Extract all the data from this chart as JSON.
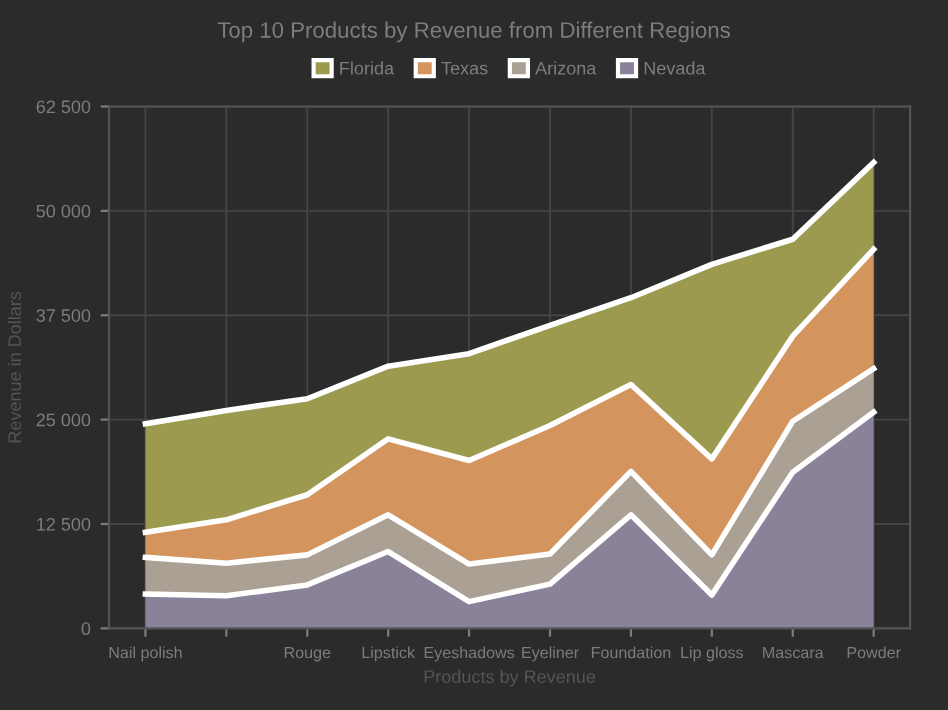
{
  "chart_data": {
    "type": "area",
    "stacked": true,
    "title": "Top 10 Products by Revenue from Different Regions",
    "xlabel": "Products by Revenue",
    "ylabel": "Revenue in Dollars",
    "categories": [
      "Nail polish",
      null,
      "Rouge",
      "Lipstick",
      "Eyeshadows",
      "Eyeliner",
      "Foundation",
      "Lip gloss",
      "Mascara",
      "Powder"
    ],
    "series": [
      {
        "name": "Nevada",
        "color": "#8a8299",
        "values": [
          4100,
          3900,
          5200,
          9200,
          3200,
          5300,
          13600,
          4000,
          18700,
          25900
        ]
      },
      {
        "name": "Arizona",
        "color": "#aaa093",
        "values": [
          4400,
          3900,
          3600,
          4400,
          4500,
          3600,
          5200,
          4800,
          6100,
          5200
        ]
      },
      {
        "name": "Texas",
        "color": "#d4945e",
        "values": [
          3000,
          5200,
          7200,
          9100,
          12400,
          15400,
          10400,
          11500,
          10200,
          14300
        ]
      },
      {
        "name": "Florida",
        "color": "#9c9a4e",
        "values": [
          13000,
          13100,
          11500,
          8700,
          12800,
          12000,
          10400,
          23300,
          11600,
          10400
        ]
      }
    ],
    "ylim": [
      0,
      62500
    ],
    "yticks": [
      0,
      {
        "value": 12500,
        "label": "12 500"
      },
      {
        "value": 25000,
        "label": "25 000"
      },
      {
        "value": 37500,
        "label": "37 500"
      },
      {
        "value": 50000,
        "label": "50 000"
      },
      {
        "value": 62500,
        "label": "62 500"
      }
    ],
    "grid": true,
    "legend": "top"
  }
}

• • • • • • •

Read through the lines above and collect those that contain the string "from".

◆ Task output ◆
Extract all the data from this chart as JSON.
    "title": "Top 10 Products by Revenue from Different Regions",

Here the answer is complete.